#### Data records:
===============
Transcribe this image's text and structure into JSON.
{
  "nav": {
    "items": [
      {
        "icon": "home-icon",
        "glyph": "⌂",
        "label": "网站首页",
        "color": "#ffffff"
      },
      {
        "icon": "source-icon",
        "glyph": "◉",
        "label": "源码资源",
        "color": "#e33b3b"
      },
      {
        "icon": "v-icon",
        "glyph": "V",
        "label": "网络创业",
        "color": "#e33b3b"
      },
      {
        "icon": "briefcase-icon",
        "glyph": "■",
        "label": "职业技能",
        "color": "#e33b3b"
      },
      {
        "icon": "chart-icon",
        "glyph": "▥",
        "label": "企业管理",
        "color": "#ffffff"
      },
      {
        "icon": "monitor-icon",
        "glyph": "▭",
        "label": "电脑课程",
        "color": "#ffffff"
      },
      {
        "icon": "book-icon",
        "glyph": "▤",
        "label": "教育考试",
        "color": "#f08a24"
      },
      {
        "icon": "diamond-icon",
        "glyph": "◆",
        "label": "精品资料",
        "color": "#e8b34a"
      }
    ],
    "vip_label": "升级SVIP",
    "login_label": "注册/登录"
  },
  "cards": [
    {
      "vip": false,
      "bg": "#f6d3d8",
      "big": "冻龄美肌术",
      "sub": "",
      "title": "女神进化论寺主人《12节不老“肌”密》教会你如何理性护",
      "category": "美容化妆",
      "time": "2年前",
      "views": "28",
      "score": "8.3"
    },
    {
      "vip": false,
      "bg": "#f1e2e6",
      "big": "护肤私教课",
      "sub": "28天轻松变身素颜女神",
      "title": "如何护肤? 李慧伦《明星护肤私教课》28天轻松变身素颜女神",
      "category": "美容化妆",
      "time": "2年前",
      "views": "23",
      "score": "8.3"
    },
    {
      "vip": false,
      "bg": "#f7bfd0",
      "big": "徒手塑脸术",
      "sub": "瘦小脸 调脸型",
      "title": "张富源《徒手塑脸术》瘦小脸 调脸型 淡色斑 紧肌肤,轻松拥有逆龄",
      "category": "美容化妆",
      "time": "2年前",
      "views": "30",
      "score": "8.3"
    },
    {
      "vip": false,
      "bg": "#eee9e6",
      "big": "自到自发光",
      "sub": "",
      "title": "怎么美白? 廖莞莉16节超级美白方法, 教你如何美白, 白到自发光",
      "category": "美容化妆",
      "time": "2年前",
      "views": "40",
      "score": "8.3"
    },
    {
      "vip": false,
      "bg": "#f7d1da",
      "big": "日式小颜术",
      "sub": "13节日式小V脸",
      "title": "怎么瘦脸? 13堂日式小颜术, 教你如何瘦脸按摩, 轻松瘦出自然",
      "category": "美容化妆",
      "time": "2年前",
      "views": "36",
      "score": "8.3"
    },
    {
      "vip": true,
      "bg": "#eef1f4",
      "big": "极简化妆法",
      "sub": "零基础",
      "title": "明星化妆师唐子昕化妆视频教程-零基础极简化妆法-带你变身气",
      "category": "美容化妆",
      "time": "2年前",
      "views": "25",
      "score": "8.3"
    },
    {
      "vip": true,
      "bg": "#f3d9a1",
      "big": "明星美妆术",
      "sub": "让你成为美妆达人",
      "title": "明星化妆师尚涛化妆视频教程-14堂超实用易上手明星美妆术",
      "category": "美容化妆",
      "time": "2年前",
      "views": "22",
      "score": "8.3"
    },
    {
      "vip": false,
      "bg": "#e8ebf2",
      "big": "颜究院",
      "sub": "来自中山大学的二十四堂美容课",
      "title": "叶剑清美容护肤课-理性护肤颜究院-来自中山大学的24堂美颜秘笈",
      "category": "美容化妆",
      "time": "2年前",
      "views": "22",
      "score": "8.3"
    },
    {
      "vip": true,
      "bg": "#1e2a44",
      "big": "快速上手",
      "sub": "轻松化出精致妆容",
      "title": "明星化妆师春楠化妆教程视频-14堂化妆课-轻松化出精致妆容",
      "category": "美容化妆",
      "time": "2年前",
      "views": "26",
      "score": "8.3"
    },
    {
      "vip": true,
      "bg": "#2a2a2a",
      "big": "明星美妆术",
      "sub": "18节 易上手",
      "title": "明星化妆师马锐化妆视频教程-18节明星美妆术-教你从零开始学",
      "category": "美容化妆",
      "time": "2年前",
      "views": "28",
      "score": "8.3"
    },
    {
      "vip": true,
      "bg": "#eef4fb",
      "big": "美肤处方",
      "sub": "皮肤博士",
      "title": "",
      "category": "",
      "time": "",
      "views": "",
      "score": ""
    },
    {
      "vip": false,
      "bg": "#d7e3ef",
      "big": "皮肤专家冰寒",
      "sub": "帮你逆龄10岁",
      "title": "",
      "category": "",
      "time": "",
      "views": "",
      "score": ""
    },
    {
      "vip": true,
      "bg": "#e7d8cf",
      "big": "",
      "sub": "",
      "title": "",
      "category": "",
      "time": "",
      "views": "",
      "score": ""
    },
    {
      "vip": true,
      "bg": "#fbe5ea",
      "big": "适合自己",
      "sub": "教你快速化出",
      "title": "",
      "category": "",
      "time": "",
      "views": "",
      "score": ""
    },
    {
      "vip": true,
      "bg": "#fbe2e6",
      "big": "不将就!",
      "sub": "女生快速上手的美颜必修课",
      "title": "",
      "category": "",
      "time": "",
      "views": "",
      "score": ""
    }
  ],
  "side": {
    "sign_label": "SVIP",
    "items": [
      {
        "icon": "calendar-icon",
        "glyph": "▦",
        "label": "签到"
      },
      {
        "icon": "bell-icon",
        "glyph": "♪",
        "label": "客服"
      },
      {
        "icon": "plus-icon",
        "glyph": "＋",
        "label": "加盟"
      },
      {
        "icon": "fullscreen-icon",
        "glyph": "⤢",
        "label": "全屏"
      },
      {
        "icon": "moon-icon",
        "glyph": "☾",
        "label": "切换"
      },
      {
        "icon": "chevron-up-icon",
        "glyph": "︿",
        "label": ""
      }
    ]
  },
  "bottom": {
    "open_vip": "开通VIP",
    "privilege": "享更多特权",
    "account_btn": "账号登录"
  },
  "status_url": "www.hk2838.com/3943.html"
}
===============
#### The task:
Look for "轻松化出精致妆容" and pull out every line that has it.

#### Result of the task:
      "sub": "轻松化出精致妆容",
      "title": "明星化妆师春楠化妆教程视频-14堂化妆课-轻松化出精致妆容",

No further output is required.